[Record excerpts]:
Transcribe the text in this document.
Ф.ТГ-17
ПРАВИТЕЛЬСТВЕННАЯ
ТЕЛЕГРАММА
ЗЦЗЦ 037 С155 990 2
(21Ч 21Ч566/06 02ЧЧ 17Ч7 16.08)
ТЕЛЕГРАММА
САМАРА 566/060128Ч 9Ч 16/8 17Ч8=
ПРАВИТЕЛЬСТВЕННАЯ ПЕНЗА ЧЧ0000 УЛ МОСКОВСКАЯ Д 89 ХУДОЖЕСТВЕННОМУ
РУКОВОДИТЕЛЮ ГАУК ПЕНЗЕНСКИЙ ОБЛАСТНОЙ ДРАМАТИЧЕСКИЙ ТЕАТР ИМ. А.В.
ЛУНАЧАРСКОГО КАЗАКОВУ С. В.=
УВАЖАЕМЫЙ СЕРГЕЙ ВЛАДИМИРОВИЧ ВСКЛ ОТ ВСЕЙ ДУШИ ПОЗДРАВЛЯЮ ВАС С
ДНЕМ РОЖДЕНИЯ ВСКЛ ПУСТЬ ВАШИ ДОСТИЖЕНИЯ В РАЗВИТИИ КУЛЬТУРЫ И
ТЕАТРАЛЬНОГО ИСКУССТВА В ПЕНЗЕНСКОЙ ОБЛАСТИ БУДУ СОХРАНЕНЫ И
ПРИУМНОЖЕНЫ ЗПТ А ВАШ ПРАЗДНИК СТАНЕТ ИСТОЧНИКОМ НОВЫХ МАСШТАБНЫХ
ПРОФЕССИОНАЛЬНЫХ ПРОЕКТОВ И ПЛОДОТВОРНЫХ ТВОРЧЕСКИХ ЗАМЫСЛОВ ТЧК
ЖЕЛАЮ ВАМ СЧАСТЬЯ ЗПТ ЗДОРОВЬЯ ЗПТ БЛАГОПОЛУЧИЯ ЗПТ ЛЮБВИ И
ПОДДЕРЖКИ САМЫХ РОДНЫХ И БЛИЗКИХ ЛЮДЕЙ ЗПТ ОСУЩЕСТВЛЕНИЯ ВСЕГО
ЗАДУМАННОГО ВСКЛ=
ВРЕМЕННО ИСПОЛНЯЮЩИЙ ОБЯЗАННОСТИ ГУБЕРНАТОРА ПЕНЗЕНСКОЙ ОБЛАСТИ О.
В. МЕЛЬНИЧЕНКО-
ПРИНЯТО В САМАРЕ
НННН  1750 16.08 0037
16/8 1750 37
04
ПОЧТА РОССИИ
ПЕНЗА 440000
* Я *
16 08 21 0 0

[What is required]:
Give the number of lines in the material above that have the word "ПРАВИТЕЛЬСТВЕННАЯ" in them, and nothing more.

[The answer]:
2